--- START MATERIAL SUPPLIED ---

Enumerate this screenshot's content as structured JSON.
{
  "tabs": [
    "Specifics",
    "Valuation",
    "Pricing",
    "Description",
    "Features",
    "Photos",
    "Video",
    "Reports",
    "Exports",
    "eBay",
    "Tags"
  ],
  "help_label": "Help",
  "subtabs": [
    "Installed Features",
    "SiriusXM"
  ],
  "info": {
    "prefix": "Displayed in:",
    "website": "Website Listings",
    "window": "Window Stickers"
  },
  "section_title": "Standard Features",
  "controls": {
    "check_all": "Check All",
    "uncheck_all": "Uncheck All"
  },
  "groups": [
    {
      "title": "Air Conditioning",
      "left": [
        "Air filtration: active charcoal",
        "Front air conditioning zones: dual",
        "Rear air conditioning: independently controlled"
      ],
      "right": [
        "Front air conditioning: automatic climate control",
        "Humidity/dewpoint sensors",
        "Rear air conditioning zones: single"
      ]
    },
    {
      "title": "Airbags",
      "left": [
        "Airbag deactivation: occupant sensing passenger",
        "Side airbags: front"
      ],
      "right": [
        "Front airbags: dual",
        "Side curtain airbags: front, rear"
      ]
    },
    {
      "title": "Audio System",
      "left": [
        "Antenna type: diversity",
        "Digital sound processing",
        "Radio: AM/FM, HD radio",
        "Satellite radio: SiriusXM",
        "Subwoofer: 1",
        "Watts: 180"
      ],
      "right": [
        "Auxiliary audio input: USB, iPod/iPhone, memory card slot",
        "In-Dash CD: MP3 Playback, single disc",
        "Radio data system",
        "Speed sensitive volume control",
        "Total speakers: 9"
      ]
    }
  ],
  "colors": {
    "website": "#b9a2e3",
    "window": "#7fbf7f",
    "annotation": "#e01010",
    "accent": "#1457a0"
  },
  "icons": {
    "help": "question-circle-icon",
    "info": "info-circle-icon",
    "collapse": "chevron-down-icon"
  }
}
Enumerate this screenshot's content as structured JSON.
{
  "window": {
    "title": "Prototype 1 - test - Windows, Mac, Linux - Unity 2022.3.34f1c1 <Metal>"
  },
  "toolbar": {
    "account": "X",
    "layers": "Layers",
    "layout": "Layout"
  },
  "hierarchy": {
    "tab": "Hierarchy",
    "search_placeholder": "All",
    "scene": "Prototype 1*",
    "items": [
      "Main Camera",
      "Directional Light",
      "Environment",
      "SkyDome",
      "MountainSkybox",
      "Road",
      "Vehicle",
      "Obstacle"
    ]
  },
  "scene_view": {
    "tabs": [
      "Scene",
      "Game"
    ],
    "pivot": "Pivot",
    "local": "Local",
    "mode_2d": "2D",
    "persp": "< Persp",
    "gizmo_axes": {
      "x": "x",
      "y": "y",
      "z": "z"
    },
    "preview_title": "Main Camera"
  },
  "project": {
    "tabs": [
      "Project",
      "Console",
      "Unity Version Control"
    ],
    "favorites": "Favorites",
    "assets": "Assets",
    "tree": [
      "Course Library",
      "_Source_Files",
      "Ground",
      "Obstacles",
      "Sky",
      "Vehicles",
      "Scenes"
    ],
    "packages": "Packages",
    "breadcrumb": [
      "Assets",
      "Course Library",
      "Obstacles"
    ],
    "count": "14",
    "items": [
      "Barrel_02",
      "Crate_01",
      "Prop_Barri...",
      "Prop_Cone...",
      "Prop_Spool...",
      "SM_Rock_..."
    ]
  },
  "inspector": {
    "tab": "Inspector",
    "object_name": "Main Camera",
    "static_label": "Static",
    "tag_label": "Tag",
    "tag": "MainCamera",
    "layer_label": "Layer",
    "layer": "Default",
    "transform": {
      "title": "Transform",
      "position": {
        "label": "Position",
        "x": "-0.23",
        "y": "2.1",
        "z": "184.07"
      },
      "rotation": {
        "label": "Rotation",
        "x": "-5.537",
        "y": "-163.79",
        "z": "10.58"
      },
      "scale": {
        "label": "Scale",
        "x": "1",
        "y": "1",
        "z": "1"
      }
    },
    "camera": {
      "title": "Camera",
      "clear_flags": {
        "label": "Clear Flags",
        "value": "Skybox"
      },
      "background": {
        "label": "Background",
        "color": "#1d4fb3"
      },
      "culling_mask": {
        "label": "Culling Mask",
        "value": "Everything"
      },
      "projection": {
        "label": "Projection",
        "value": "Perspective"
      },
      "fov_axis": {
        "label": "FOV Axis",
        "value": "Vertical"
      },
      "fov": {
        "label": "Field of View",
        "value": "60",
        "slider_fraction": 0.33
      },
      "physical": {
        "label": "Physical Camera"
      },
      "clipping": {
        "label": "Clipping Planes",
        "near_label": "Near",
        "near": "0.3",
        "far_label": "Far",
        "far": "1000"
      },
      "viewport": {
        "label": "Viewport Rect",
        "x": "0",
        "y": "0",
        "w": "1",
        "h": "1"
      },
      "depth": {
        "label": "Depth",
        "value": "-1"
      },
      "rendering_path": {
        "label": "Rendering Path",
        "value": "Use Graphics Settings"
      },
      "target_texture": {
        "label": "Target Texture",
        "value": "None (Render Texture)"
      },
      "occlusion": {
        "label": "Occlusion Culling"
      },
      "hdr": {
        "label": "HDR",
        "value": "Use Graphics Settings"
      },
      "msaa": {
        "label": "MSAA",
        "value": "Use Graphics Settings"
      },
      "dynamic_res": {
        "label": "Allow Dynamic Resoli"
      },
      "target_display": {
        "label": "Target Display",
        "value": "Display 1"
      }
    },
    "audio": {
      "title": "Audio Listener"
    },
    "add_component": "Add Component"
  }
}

--- END MATERIAL SUPPLIED ---

* SET EXERCISE *
Copy all lines in the listing above where the string "single" appears.

* SOLUTION *
        "Rear air conditioning zones: single"
        "In-Dash CD: MP3 Playback, single disc",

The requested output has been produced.